> [WORK TO COMPLETE]: Extract, from the records beneath this instruction, each line that contains the word "Main".

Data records

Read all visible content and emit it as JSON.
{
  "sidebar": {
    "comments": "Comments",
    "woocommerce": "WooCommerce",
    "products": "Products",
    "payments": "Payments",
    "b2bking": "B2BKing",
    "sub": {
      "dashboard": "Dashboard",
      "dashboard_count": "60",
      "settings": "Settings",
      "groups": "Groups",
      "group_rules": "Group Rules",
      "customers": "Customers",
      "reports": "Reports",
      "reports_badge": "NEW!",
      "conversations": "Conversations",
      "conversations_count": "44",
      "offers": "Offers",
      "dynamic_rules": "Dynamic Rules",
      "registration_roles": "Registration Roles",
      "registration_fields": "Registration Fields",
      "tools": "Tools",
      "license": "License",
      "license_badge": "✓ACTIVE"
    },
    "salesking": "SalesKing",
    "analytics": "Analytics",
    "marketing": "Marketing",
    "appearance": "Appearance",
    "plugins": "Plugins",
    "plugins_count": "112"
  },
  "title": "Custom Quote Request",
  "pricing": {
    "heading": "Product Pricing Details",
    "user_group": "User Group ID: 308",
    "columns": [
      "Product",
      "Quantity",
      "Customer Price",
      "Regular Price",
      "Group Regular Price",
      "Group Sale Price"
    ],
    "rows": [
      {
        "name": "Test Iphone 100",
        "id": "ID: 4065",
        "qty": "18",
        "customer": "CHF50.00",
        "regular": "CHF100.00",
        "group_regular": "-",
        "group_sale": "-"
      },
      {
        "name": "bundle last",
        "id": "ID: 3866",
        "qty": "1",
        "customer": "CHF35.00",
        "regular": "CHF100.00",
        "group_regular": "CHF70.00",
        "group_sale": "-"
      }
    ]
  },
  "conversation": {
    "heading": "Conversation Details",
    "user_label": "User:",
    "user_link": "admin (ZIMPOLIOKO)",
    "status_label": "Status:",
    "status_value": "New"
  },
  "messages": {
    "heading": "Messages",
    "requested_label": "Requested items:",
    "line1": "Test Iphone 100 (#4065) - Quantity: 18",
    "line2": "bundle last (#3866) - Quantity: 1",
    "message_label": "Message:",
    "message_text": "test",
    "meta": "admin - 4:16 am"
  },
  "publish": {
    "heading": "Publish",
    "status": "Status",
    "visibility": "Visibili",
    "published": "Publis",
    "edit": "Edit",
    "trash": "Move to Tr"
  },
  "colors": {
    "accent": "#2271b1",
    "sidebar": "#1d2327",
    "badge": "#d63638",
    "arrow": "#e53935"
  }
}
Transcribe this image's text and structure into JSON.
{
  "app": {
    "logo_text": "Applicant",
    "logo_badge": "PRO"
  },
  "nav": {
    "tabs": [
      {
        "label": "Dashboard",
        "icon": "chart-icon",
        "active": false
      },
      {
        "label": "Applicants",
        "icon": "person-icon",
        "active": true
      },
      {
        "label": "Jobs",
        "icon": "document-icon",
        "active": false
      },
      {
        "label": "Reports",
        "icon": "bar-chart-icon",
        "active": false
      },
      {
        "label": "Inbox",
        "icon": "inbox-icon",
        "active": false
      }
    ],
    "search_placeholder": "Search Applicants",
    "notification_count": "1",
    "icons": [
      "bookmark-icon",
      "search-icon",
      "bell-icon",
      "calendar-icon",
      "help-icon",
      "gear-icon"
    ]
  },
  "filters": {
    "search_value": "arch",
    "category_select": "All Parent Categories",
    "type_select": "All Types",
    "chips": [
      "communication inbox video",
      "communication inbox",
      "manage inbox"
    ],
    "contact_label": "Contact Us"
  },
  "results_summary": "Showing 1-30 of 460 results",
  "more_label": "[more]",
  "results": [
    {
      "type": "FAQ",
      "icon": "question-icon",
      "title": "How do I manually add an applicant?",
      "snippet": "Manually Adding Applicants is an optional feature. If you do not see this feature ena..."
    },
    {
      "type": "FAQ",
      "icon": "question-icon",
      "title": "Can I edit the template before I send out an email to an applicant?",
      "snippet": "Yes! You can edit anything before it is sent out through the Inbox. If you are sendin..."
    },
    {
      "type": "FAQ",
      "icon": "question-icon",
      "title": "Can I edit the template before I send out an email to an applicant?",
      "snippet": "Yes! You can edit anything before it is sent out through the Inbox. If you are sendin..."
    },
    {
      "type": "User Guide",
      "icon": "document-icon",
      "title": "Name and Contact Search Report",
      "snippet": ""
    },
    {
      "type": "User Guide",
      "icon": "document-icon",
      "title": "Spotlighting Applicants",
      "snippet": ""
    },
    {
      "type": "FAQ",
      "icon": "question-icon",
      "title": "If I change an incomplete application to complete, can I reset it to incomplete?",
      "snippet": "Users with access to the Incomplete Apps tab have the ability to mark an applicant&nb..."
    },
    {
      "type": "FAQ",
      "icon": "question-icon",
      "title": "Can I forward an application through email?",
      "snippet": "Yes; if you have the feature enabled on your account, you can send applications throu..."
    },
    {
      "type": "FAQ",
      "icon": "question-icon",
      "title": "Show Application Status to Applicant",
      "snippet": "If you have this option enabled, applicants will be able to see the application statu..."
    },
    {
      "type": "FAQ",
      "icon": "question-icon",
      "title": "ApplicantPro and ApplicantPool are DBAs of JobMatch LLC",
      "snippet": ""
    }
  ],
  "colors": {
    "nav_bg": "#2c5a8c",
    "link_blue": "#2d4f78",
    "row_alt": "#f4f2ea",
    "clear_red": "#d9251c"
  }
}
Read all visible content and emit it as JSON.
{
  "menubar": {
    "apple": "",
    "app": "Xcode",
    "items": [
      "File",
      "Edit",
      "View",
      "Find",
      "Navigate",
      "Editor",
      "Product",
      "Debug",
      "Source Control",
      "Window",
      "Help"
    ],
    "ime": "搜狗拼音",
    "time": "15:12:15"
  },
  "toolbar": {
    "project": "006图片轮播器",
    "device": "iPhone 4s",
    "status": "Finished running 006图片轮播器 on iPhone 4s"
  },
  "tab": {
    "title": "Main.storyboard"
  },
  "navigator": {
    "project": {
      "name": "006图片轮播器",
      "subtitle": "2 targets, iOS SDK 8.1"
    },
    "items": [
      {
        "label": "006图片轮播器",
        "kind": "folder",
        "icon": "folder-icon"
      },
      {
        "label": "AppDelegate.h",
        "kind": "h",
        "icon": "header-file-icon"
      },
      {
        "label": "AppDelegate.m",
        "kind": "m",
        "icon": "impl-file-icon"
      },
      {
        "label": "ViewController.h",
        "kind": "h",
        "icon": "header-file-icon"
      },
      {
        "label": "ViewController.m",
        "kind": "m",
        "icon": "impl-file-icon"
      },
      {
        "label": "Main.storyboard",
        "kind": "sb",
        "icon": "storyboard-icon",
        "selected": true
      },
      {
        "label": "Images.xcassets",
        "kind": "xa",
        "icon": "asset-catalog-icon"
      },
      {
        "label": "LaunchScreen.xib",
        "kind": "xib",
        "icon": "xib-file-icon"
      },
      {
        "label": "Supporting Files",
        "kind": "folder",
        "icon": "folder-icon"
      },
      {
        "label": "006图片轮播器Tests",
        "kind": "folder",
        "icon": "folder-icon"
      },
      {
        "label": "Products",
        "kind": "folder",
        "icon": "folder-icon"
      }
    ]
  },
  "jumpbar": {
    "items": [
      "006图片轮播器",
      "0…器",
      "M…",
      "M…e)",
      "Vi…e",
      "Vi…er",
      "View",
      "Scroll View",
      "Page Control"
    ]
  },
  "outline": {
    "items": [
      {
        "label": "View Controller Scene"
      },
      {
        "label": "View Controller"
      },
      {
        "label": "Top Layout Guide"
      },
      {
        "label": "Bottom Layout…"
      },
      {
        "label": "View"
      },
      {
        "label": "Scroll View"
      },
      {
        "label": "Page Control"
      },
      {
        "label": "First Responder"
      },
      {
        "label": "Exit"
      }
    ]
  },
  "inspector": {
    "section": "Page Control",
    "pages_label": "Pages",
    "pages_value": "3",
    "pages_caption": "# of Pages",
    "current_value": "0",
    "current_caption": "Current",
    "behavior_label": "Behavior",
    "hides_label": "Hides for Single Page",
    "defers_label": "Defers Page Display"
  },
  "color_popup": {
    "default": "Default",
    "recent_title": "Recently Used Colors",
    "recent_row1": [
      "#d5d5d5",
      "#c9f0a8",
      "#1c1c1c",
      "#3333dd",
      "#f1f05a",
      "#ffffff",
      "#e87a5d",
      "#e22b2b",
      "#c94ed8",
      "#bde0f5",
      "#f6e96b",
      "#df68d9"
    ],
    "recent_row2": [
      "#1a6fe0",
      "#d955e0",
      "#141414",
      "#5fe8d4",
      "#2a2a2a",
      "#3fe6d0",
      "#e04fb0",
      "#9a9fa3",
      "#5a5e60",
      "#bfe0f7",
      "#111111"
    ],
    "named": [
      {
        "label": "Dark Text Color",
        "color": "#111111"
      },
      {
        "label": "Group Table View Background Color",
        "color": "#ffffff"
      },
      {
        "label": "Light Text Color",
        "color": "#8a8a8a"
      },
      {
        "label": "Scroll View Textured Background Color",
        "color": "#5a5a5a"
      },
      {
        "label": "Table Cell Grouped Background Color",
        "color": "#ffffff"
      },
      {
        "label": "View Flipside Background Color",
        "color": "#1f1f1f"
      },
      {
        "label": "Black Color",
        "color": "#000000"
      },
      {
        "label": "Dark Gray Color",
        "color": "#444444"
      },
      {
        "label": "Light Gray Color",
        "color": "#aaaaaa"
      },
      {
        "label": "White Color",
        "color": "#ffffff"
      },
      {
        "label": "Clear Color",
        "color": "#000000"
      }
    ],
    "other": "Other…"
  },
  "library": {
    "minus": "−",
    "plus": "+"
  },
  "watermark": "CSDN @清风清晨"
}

> [RESPONSE TO THE TASK]:
    "title": "Main.storyboard"
        "label": "Main.storyboard",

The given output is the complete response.